**WHAT TO PRODUCE**
Arrange the lines below as a JSON list of strings, with one string for each line and any blank lines left out.

**EXTRACTED MATERIAL**

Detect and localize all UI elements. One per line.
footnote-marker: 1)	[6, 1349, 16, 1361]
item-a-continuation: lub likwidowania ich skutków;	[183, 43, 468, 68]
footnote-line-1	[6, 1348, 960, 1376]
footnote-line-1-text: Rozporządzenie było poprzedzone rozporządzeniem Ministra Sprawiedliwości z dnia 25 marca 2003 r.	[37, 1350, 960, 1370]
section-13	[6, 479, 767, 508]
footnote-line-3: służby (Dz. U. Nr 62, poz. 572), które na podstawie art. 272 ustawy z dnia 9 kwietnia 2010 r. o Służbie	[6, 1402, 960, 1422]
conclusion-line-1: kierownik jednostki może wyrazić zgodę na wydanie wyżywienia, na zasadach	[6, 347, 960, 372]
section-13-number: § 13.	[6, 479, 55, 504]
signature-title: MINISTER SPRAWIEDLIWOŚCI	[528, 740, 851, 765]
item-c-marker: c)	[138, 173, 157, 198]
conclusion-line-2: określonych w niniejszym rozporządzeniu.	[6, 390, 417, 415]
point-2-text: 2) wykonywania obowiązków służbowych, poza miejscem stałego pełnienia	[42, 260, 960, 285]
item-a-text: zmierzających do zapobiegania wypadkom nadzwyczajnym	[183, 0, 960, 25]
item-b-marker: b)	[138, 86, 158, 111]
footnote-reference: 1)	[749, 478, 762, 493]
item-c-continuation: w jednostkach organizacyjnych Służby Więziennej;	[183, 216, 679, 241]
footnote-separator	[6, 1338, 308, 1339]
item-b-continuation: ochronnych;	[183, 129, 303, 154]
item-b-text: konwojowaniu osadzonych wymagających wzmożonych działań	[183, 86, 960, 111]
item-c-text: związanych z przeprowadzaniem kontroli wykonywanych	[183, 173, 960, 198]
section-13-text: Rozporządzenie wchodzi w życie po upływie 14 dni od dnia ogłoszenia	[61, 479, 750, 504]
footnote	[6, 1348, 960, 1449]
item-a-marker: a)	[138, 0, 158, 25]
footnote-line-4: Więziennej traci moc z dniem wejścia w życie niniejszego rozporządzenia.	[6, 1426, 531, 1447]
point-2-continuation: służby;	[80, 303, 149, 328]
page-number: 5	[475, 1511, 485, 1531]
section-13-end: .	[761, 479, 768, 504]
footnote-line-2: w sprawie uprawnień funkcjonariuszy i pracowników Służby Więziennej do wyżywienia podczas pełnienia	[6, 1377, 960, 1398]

**PROBLEM SOLUTION**
[
  "Detect and localize all UI elements. One per line.",
  "footnote-marker: 1)\t[6, 1349, 16, 1361]",
  "item-a-continuation: lub likwidowania ich skutków;\t[183, 43, 468, 68]",
  "footnote-line-1\t[6, 1348, 960, 1376]",
  "footnote-line-1-text: Rozporządzenie było poprzedzone rozporządzeniem Ministra Sprawiedliwości z dnia 25 marca 2003 r.\t[37, 1350, 960, 1370]",
  "section-13\t[6, 479, 767, 508]",
  "footnote-line-3: służby (Dz. U. Nr 62, poz. 572), które na podstawie art. 272 ustawy z dnia 9 kwietnia 2010 r. o Służbie\t[6, 1402, 960, 1422]",
  "conclusion-line-1: kierownik jednostki może wyrazić zgodę na wydanie wyżywienia, na zasadach\t[6, 347, 960, 372]",
  "section-13-number: § 13.\t[6, 479, 55, 504]",
  "signature-title: MINISTER SPRAWIEDLIWOŚCI\t[528, 740, 851, 765]",
  "item-c-marker: c)\t[138, 173, 157, 198]",
  "conclusion-line-2: określonych w niniejszym rozporządzeniu.\t[6, 390, 417, 415]",
  "point-2-text: 2) wykonywania obowiązków służbowych, poza miejscem stałego pełnienia\t[42, 260, 960, 285]",
  "item-a-text: zmierzających do zapobiegania wypadkom nadzwyczajnym\t[183, 0, 960, 25]",
  "item-b-marker: b)\t[138, 86, 158, 111]",
  "footnote-reference: 1)\t[749, 478, 762, 493]",
  "item-c-continuation: w jednostkach organizacyjnych Służby Więziennej;\t[183, 216, 679, 241]",
  "footnote-separator\t[6, 1338, 308, 1339]",
  "item-b-continuation: ochronnych;\t[183, 129, 303, 154]",
  "item-b-text: konwojowaniu osadzonych wymagających wzmożonych działań\t[183, 86, 960, 111]",
  "item-c-text: związanych z przeprowadzaniem kontroli wykonywanych\t[183, 173, 960, 198]",
  "section-13-text: Rozporządzenie wchodzi w życie po upływie 14 dni od dnia ogłoszenia\t[61, 479, 750, 504]",
  "footnote\t[6, 1348, 960, 1449]",
  "item-a-marker: a)\t[138, 0, 158, 25]",
  "footnote-line-4: Więziennej traci moc z dniem wejścia w życie niniejszego rozporządzenia.\t[6, 1426, 531, 1447]",
  "point-2-continuation: służby;\t[80, 303, 149, 328]",
  "page-number: 5\t[475, 1511, 485, 1531]",
  "section-13-end: .\t[761, 479, 768, 504]",
  "footnote-line-2: w sprawie uprawnień funkcjonariuszy i pracowników Służby Więziennej do wyżywienia podczas pełnienia\t[6, 1377, 960, 1398]"
]